* [What you should do] Select every line holding the word "glide" and copy it.

═══ The records ═══

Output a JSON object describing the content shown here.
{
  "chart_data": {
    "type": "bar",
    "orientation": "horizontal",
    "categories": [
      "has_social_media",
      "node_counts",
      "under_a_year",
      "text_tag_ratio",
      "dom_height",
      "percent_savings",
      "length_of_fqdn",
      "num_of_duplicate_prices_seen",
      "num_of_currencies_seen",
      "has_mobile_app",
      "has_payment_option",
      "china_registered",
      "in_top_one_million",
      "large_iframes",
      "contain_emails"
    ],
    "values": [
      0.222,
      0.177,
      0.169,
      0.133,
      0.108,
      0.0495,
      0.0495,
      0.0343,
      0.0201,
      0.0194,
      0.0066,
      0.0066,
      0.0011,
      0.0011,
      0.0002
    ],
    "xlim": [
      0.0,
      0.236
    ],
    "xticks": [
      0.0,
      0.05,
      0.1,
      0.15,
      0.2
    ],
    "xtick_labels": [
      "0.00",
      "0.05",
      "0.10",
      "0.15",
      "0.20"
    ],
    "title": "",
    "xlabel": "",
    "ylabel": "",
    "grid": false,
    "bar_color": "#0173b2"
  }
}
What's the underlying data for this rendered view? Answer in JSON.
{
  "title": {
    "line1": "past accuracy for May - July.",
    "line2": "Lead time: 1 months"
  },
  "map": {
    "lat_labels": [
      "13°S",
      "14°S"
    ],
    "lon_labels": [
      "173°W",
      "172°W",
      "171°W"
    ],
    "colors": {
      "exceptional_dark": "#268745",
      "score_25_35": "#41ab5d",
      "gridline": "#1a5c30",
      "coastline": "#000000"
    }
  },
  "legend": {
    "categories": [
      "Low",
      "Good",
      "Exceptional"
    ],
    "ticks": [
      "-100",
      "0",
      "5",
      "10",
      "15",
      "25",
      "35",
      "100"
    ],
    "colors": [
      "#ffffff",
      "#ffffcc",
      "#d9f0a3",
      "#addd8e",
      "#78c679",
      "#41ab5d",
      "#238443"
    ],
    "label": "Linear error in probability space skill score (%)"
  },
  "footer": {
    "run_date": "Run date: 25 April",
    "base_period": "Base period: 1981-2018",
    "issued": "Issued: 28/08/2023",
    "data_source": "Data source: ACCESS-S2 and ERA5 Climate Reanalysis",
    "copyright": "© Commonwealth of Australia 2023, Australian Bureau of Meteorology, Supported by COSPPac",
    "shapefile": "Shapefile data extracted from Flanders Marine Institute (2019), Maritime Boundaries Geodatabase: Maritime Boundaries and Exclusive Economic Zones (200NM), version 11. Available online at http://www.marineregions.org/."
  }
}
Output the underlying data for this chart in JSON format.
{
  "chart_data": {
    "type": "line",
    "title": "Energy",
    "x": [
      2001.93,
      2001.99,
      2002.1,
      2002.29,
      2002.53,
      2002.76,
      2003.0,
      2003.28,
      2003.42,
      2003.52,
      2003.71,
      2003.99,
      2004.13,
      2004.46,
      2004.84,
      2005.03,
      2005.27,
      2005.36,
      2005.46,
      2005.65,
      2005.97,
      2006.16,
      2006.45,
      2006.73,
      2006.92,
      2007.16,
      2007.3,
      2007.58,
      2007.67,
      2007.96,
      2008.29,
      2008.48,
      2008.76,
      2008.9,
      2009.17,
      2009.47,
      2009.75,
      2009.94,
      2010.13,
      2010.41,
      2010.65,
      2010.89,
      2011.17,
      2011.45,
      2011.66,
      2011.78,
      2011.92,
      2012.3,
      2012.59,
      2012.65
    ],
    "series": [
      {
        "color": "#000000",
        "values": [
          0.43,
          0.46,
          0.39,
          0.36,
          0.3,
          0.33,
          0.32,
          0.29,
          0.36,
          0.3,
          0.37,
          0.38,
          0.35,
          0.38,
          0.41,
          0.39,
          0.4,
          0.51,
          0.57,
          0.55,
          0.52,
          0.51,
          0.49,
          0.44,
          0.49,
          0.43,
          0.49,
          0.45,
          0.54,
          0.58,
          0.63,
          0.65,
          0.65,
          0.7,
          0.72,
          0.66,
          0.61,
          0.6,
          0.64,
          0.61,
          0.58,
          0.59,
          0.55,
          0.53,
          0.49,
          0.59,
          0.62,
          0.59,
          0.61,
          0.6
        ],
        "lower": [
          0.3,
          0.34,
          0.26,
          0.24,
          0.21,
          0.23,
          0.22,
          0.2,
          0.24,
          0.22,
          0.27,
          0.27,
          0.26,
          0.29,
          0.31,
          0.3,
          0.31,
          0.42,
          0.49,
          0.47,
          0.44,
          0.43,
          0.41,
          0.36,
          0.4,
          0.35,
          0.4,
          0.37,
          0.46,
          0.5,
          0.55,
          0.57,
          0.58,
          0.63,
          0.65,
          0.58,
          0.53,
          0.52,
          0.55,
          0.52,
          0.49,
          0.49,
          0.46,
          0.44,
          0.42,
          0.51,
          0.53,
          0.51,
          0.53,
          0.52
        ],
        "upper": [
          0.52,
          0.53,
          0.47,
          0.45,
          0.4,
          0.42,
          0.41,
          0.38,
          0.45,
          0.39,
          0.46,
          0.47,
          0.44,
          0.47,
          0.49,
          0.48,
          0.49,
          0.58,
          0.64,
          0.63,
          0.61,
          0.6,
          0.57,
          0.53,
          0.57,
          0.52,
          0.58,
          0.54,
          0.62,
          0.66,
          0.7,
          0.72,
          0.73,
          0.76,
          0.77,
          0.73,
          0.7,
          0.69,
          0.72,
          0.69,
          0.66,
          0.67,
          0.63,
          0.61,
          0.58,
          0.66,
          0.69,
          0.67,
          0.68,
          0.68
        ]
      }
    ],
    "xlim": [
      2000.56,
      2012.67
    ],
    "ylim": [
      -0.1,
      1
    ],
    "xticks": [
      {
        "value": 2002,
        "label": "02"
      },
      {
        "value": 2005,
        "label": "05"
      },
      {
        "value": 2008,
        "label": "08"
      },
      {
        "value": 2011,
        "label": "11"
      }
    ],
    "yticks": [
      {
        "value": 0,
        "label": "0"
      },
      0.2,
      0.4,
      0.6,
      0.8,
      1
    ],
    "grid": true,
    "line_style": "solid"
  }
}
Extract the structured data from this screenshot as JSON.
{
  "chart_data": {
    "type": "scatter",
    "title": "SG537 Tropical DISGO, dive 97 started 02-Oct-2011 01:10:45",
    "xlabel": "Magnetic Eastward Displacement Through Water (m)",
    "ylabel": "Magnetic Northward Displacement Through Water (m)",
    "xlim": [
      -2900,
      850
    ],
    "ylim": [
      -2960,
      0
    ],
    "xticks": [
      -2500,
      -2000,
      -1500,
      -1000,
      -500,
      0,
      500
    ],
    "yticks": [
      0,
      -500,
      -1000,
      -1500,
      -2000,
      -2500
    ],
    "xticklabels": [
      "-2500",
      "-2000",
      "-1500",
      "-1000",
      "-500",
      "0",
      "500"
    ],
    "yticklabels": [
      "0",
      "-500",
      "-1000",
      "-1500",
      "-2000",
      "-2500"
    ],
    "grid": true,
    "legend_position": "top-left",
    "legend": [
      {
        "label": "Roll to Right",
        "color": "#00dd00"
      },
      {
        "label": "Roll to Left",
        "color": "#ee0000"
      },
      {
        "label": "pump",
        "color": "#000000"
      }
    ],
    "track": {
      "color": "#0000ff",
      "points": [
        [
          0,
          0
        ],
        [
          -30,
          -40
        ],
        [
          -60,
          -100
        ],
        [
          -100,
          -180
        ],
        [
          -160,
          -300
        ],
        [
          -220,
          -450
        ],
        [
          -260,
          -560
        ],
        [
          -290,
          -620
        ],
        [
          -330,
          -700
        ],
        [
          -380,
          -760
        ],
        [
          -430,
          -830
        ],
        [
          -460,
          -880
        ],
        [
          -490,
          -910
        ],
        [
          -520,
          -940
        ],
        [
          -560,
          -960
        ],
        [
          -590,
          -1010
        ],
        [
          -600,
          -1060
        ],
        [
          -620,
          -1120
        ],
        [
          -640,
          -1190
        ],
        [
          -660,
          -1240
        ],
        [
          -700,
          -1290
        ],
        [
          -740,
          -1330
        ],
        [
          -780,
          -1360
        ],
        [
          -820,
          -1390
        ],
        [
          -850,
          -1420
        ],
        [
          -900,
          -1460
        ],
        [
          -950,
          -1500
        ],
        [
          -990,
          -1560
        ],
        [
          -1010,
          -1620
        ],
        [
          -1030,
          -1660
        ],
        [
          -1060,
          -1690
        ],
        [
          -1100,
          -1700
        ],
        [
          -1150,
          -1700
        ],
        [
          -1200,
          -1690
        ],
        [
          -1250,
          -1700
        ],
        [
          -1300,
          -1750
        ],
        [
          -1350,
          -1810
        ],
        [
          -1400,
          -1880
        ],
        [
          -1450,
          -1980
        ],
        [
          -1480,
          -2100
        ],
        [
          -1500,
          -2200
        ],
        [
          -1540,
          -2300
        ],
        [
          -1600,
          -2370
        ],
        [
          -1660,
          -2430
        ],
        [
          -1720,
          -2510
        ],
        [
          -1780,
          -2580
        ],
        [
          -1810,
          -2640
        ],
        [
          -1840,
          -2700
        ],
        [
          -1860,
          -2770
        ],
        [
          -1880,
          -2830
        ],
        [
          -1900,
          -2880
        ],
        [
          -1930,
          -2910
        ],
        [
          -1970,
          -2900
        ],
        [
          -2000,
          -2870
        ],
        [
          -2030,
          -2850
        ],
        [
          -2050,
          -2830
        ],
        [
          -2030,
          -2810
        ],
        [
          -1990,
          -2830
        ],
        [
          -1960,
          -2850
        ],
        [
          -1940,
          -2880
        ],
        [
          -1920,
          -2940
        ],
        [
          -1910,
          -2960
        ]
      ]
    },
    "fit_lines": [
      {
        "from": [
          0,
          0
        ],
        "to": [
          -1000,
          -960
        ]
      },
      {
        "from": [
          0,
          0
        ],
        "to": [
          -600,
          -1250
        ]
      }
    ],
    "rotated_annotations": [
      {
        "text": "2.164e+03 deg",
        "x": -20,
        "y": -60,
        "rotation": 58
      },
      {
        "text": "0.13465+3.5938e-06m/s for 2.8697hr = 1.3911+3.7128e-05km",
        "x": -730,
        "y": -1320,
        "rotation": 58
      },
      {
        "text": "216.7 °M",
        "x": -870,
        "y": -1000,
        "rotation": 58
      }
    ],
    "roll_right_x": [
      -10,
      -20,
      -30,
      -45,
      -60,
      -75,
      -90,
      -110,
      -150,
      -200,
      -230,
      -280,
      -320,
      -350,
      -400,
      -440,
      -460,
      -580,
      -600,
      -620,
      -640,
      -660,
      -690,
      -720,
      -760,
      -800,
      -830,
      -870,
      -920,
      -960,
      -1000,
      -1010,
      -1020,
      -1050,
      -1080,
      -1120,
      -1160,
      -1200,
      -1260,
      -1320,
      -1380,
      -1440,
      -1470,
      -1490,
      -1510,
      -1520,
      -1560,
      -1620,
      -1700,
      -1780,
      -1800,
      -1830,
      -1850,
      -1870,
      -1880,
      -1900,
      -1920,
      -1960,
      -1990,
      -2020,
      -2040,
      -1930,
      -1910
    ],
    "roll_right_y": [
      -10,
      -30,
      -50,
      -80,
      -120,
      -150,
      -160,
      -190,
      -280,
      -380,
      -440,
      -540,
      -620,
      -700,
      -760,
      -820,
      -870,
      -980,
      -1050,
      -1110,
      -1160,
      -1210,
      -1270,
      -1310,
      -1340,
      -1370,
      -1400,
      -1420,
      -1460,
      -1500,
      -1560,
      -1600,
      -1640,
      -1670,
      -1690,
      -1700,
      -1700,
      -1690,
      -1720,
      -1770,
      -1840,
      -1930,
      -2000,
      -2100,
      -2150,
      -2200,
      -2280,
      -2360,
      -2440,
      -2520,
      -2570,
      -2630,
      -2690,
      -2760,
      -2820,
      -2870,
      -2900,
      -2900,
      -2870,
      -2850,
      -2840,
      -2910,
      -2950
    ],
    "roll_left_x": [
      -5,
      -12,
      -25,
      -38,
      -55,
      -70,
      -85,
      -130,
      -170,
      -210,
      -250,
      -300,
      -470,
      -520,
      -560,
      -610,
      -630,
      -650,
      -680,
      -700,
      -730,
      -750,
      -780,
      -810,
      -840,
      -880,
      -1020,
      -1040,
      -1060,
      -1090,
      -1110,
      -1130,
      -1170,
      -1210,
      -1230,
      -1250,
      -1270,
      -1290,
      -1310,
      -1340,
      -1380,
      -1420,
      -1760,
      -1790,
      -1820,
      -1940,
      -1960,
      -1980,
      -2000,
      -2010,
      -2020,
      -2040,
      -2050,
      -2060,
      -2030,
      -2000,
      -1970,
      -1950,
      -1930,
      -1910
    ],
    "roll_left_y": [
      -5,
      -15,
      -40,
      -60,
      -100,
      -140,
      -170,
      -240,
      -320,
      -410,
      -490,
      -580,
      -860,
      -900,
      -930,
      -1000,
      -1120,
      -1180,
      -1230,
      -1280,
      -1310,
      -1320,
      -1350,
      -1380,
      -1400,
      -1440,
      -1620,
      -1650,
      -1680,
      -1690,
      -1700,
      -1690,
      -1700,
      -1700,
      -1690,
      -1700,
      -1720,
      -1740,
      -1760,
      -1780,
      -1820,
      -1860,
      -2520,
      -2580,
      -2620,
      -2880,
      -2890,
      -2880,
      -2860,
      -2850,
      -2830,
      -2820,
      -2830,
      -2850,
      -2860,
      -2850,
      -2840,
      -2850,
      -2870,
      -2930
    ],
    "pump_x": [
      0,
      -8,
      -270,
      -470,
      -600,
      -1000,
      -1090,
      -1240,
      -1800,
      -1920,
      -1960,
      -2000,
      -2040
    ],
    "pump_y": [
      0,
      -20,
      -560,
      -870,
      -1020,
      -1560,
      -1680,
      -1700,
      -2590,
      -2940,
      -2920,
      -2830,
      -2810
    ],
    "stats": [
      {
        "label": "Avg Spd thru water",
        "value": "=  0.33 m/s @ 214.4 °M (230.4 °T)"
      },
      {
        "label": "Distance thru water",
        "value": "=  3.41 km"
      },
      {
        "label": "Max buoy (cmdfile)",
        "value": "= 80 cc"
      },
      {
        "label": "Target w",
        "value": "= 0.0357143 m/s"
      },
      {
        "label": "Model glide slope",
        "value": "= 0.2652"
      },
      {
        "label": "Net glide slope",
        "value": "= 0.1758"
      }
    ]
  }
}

═══

* [Final result]
        "label": "Model glide slope",
        "label": "Net glide slope",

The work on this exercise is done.